--- START OF DATA FOR THIS TASK ---
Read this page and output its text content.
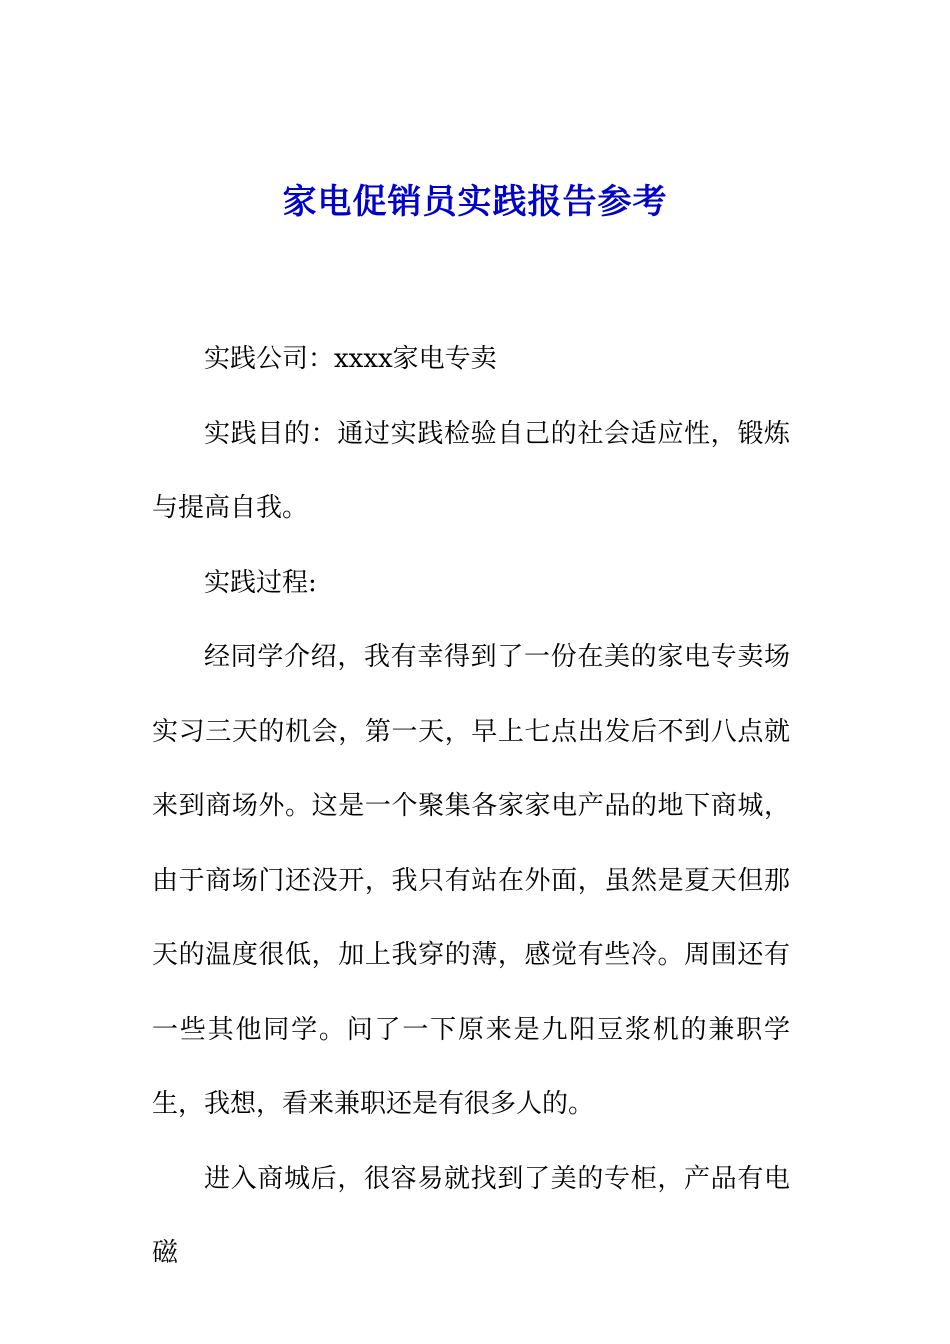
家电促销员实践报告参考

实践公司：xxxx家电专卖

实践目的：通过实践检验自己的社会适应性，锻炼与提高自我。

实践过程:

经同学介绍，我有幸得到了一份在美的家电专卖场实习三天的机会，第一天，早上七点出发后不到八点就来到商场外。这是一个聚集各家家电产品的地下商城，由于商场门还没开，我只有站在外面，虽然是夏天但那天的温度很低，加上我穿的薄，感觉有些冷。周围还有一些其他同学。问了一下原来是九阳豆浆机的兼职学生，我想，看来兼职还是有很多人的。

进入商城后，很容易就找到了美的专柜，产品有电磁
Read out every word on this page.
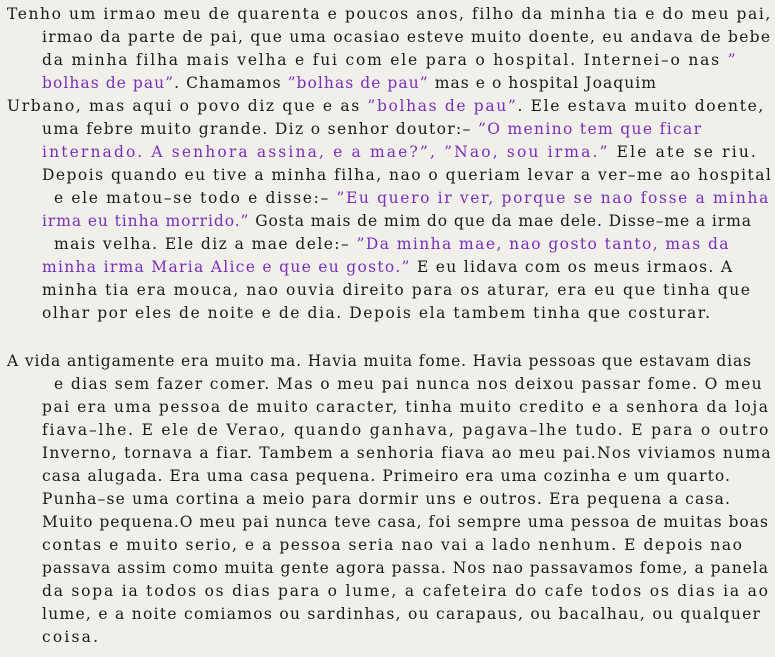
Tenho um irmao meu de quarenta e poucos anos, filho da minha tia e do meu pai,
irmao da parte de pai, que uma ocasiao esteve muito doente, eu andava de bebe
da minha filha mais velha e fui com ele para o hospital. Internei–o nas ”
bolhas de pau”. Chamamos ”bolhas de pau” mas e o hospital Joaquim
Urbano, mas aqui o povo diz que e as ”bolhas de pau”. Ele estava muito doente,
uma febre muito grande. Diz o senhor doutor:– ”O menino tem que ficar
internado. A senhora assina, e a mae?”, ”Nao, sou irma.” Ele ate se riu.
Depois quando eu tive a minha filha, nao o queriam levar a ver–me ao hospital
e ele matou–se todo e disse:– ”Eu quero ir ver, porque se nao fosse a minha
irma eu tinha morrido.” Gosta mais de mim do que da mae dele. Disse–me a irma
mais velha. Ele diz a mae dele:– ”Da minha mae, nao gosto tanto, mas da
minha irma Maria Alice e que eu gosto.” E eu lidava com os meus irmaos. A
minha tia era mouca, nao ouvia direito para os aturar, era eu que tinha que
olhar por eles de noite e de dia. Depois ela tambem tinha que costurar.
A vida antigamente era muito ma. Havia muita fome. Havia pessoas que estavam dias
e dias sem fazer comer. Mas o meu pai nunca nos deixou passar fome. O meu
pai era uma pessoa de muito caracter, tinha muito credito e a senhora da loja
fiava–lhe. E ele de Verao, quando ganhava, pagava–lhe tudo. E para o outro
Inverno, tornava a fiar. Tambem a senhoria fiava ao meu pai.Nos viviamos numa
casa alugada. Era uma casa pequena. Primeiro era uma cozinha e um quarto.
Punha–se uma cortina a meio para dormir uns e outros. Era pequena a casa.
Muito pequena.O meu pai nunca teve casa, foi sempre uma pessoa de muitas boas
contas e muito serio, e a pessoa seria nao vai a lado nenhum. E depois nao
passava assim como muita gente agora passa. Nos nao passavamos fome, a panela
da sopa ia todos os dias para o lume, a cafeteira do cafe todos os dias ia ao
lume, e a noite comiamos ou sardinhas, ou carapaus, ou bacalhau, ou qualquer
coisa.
--- END OF DATA FOR THIS TASK ---
→ TASK DESCRIPTION
Leave every image out, and retype the material exactly.

→ REPLY
Read this page and output its text content.
家电促销员实践报告参考

实践公司：xxxx家电专卖

实践目的：通过实践检验自己的社会适应性，锻炼与提高自我。

实践过程:

经同学介绍，我有幸得到了一份在美的家电专卖场实习三天的机会，第一天，早上七点出发后不到八点就来到商场外。这是一个聚集各家家电产品的地下商城，由于商场门还没开，我只有站在外面，虽然是夏天但那天的温度很低，加上我穿的薄，感觉有些冷。周围还有一些其他同学。问了一下原来是九阳豆浆机的兼职学生，我想，看来兼职还是有很多人的。

进入商城后，很容易就找到了美的专柜，产品有电磁
Read out every word on this page.
Tenho um irmao meu de quarenta e poucos anos, filho da minha tia e do meu pai,
irmao da parte de pai, que uma ocasiao esteve muito doente, eu andava de bebe
da minha filha mais velha e fui com ele para o hospital. Internei–o nas ”
bolhas de pau”. Chamamos ”bolhas de pau” mas e o hospital Joaquim
Urbano, mas aqui o povo diz que e as ”bolhas de pau”. Ele estava muito doente,
uma febre muito grande. Diz o senhor doutor:– ”O menino tem que ficar
internado. A senhora assina, e a mae?”, ”Nao, sou irma.” Ele ate se riu.
Depois quando eu tive a minha filha, nao o queriam levar a ver–me ao hospital
e ele matou–se todo e disse:– ”Eu quero ir ver, porque se nao fosse a minha
irma eu tinha morrido.” Gosta mais de mim do que da mae dele. Disse–me a irma
mais velha. Ele diz a mae dele:– ”Da minha mae, nao gosto tanto, mas da
minha irma Maria Alice e que eu gosto.” E eu lidava com os meus irmaos. A
minha tia era mouca, nao ouvia direito para os aturar, era eu que tinha que
olhar por eles de noite e de dia. Depois ela tambem tinha que costurar.
A vida antigamente era muito ma. Havia muita fome. Havia pessoas que estavam dias
e dias sem fazer comer. Mas o meu pai nunca nos deixou passar fome. O meu
pai era uma pessoa de muito caracter, tinha muito credito e a senhora da loja
fiava–lhe. E ele de Verao, quando ganhava, pagava–lhe tudo. E para o outro
Inverno, tornava a fiar. Tambem a senhoria fiava ao meu pai.Nos viviamos numa
casa alugada. Era uma casa pequena. Primeiro era uma cozinha e um quarto.
Punha–se uma cortina a meio para dormir uns e outros. Era pequena a casa.
Muito pequena.O meu pai nunca teve casa, foi sempre uma pessoa de muitas boas
contas e muito serio, e a pessoa seria nao vai a lado nenhum. E depois nao
passava assim como muita gente agora passa. Nos nao passavamos fome, a panela
da sopa ia todos os dias para o lume, a cafeteira do cafe todos os dias ia ao
lume, e a noite comiamos ou sardinhas, ou carapaus, ou bacalhau, ou qualquer
coisa.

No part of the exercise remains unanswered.